Directive:
Copy the line containing "Give me the", then all lines after it up to and including the final line of the material, exactly and without additions.

+++++

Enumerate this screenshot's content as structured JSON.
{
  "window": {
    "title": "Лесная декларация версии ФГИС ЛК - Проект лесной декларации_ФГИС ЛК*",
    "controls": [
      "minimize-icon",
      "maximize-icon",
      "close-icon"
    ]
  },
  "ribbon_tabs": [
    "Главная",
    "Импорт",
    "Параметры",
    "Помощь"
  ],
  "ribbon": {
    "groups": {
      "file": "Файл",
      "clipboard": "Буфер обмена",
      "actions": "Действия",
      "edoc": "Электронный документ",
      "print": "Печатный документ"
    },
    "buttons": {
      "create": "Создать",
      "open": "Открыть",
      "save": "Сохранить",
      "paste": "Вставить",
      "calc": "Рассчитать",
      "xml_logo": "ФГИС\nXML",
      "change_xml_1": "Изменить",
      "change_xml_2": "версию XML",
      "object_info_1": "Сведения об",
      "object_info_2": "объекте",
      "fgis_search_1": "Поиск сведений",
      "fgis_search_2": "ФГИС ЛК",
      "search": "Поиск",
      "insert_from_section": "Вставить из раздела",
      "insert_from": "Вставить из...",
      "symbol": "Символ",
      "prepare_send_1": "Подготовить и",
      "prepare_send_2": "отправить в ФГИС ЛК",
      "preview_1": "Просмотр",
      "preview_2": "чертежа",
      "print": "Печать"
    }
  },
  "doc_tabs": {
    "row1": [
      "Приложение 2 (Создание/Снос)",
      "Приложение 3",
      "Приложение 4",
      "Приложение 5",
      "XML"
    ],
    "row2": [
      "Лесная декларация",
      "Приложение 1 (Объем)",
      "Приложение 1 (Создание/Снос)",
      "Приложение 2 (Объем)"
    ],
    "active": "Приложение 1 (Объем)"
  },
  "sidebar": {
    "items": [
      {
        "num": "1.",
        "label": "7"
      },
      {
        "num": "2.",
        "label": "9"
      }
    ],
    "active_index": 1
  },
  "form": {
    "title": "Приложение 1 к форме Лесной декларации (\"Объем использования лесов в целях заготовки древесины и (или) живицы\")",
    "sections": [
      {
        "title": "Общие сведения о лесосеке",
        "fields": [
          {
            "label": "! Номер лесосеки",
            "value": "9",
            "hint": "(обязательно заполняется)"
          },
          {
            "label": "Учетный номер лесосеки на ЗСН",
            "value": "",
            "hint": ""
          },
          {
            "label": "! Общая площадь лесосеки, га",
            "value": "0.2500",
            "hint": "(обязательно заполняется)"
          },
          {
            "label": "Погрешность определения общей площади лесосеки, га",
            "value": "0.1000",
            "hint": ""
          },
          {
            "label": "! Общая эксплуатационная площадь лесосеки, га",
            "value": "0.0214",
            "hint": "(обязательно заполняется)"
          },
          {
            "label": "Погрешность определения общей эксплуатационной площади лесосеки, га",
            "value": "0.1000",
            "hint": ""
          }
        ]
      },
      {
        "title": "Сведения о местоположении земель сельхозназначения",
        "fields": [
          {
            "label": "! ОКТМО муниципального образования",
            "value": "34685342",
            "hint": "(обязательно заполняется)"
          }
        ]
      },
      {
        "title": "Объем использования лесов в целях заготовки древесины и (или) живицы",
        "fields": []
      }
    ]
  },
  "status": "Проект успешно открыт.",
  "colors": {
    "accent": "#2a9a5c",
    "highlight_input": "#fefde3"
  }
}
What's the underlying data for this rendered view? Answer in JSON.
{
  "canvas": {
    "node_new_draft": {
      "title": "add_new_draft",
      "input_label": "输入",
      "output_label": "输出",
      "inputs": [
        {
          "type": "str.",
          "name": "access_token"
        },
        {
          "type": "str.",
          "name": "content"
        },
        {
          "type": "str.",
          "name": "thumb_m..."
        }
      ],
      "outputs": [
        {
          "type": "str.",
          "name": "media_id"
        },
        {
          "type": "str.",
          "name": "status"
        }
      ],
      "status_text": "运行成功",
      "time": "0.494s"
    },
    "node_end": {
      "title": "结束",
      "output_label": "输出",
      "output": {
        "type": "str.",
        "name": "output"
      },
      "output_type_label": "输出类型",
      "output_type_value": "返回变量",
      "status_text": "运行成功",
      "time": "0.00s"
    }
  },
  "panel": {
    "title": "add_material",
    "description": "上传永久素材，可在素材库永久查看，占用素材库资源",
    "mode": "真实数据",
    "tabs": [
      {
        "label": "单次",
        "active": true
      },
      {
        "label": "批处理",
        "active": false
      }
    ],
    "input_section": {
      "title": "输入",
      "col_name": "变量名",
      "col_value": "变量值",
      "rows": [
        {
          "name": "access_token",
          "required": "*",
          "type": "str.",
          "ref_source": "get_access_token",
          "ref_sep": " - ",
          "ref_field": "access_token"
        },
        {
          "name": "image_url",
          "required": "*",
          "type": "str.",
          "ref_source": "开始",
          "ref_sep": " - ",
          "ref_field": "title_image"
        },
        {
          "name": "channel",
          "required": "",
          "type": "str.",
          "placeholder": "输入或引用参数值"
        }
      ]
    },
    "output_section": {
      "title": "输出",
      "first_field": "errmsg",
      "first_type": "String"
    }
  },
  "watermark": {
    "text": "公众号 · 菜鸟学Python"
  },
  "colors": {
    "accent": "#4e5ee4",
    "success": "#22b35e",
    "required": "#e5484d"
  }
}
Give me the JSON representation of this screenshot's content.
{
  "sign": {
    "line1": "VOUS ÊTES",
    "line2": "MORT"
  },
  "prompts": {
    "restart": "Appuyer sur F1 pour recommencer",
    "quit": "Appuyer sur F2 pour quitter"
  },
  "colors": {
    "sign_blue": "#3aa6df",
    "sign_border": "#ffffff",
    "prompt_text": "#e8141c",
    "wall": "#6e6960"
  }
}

+++++

Answer to this problem:
Give me the JSON representation of this screenshot's content.
{
  "sign": {
    "line1": "VOUS ÊTES",
    "line2": "MORT"
  },
  "prompts": {
    "restart": "Appuyer sur F1 pour recommencer",
    "quit": "Appuyer sur F2 pour quitter"
  },
  "colors": {
    "sign_blue": "#3aa6df",
    "sign_border": "#ffffff",
    "prompt_text": "#e8141c",
    "wall": "#6e6960"
  }
}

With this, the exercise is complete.